Your objective
Retype all the entries word for word, but omit the pictures.

Entries
————
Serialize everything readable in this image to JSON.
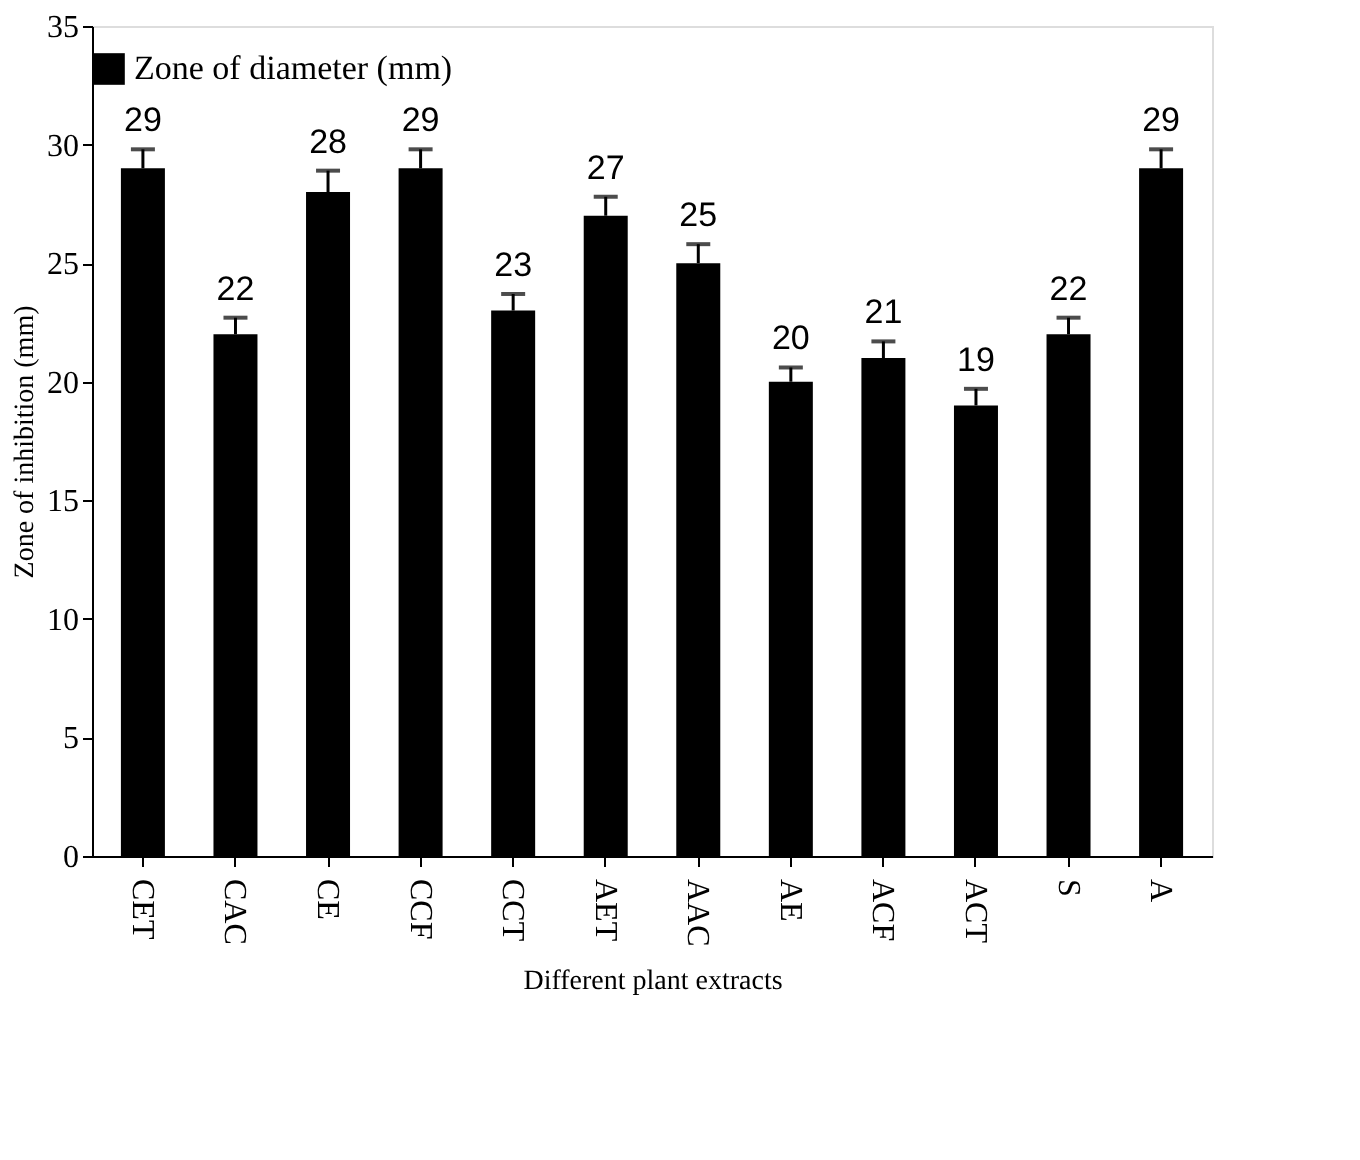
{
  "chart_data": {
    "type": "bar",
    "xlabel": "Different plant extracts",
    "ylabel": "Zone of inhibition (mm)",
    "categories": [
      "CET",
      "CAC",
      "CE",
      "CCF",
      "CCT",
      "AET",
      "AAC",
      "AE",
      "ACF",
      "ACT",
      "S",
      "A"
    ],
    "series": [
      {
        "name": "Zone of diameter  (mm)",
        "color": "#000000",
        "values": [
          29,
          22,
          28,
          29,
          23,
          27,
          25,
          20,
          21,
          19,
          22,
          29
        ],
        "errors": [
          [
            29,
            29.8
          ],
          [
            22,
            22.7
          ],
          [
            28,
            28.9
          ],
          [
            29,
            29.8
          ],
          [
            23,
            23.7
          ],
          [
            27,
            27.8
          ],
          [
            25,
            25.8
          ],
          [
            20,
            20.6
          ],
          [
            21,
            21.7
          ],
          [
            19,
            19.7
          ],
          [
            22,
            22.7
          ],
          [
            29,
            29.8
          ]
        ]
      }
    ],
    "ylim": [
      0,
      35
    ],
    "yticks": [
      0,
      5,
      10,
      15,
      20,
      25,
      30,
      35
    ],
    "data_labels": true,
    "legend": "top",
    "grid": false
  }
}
————
Full answer
Serialize everything readable in this image to JSON.
{
  "chart_data": {
    "type": "bar",
    "xlabel": "Different plant extracts",
    "ylabel": "Zone of inhibition (mm)",
    "categories": [
      "CET",
      "CAC",
      "CE",
      "CCF",
      "CCT",
      "AET",
      "AAC",
      "AE",
      "ACF",
      "ACT",
      "S",
      "A"
    ],
    "series": [
      {
        "name": "Zone of diameter  (mm)",
        "color": "#000000",
        "values": [
          29,
          22,
          28,
          29,
          23,
          27,
          25,
          20,
          21,
          19,
          22,
          29
        ],
        "errors": [
          [
            29,
            29.8
          ],
          [
            22,
            22.7
          ],
          [
            28,
            28.9
          ],
          [
            29,
            29.8
          ],
          [
            23,
            23.7
          ],
          [
            27,
            27.8
          ],
          [
            25,
            25.8
          ],
          [
            20,
            20.6
          ],
          [
            21,
            21.7
          ],
          [
            19,
            19.7
          ],
          [
            22,
            22.7
          ],
          [
            29,
            29.8
          ]
        ]
      }
    ],
    "ylim": [
      0,
      35
    ],
    "yticks": [
      0,
      5,
      10,
      15,
      20,
      25,
      30,
      35
    ],
    "data_labels": true,
    "legend": "top",
    "grid": false
  }
}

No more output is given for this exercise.